> **What you should do**
Pull every line holding the string "начальник" from the records below.

> **The input**
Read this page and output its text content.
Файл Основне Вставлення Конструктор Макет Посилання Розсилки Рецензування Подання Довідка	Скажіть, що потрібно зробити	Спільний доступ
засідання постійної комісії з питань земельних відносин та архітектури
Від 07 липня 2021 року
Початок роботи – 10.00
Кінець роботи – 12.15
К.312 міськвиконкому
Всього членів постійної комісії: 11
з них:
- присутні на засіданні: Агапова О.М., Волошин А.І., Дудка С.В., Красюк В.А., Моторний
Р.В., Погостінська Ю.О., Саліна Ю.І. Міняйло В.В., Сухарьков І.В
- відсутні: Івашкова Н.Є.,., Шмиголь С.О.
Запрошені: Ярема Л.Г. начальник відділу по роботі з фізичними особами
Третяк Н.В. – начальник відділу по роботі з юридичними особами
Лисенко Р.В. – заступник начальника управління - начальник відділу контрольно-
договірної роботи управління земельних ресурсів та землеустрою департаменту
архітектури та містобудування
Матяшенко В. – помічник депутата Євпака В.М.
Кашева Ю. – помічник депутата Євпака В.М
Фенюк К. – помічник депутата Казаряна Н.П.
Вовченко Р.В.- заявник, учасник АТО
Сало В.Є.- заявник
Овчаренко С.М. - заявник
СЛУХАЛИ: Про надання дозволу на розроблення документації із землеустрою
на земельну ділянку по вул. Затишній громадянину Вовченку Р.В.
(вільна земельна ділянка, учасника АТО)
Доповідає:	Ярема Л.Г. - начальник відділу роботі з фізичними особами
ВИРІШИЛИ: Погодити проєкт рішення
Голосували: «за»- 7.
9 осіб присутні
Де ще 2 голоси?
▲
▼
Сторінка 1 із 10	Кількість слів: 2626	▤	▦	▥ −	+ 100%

> **Problem solution**
Запрошені: Ярема Л.Г. начальник відділу по роботі з фізичними особами
Третяк Н.В. – начальник відділу по роботі з юридичними особами
Лисенко Р.В. – заступник начальника управління - начальник відділу контрольно-
Доповідає:	Ярема Л.Г. - начальник відділу роботі з фізичними особами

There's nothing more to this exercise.